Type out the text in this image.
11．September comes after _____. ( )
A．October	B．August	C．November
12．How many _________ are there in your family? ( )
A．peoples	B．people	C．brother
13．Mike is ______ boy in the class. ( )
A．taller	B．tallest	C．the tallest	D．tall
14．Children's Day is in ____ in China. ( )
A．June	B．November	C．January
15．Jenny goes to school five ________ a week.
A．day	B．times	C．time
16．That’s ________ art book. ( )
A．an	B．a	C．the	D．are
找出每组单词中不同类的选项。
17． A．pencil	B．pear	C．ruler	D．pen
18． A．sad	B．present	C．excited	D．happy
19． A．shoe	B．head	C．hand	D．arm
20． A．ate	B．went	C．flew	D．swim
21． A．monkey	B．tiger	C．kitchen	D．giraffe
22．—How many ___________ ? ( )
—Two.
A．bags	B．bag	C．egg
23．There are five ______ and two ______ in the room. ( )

—————

**WHAT YOU ARE ASKED TO DO:**
Print the listing above in its entirety, with every line exact.

**CORRECT RESPONSE:**
Type out the text in this image.
11．September comes after _____. ( )
A．October	B．August	C．November
12．How many _________ are there in your family? ( )
A．peoples	B．people	C．brother
13．Mike is ______ boy in the class. ( )
A．taller	B．tallest	C．the tallest	D．tall
14．Children's Day is in ____ in China. ( )
A．June	B．November	C．January
15．Jenny goes to school five ________ a week.
A．day	B．times	C．time
16．That’s ________ art book. ( )
A．an	B．a	C．the	D．are
找出每组单词中不同类的选项。
17． A．pencil	B．pear	C．ruler	D．pen
18． A．sad	B．present	C．excited	D．happy
19． A．shoe	B．head	C．hand	D．arm
20． A．ate	B．went	C．flew	D．swim
21． A．monkey	B．tiger	C．kitchen	D．giraffe
22．—How many ___________ ? ( )
—Two.
A．bags	B．bag	C．egg
23．There are five ______ and two ______ in the room. ( )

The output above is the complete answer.